*STATED GOAL*
Exclude the pictures, then copy all remaining records exactly.

*MATERIAL FOR THE TASK*
— begin —
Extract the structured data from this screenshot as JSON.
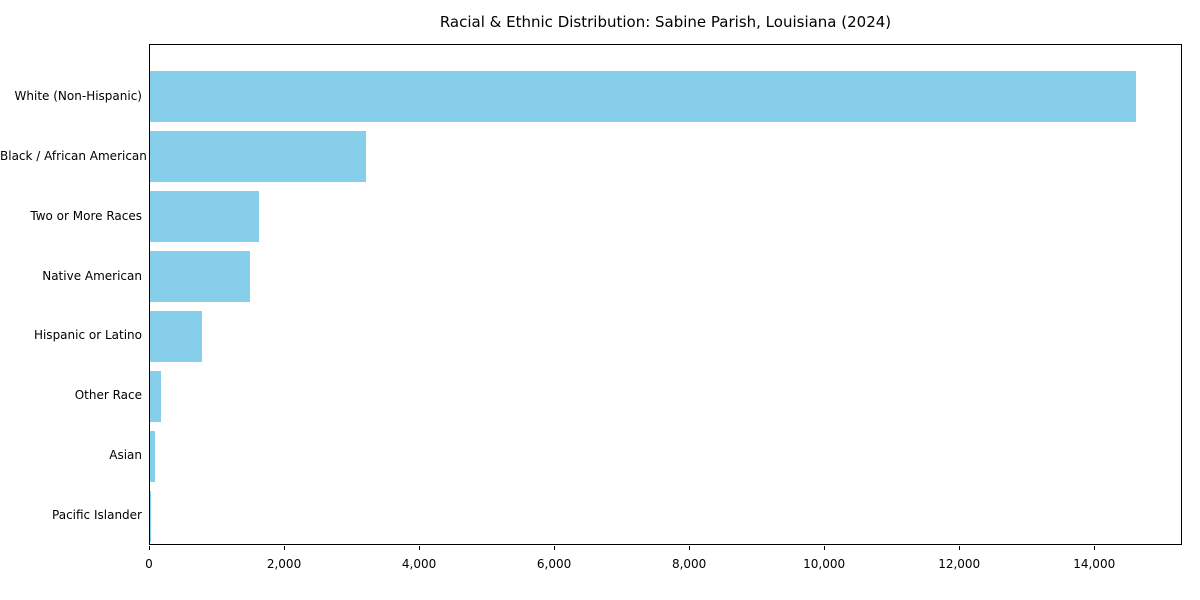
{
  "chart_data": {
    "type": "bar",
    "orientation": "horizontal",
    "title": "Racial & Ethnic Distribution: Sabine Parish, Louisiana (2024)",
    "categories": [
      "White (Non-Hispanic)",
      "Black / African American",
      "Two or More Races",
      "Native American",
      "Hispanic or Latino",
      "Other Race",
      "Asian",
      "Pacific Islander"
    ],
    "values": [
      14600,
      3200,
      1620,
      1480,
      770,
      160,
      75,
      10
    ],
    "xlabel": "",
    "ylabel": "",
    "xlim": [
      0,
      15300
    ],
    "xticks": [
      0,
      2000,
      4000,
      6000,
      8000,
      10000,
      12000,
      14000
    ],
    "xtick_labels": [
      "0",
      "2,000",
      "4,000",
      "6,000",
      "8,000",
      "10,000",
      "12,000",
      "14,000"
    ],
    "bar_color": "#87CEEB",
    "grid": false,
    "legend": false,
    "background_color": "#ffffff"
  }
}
— end —
*SOLUTION TO THE EXERCISE*
Extract the structured data from this screenshot as JSON.
{
  "chart_data": {
    "type": "bar",
    "orientation": "horizontal",
    "title": "Racial & Ethnic Distribution: Sabine Parish, Louisiana (2024)",
    "categories": [
      "White (Non-Hispanic)",
      "Black / African American",
      "Two or More Races",
      "Native American",
      "Hispanic or Latino",
      "Other Race",
      "Asian",
      "Pacific Islander"
    ],
    "values": [
      14600,
      3200,
      1620,
      1480,
      770,
      160,
      75,
      10
    ],
    "xlabel": "",
    "ylabel": "",
    "xlim": [
      0,
      15300
    ],
    "xticks": [
      0,
      2000,
      4000,
      6000,
      8000,
      10000,
      12000,
      14000
    ],
    "xtick_labels": [
      "0",
      "2,000",
      "4,000",
      "6,000",
      "8,000",
      "10,000",
      "12,000",
      "14,000"
    ],
    "bar_color": "#87CEEB",
    "grid": false,
    "legend": false,
    "background_color": "#ffffff"
  }
}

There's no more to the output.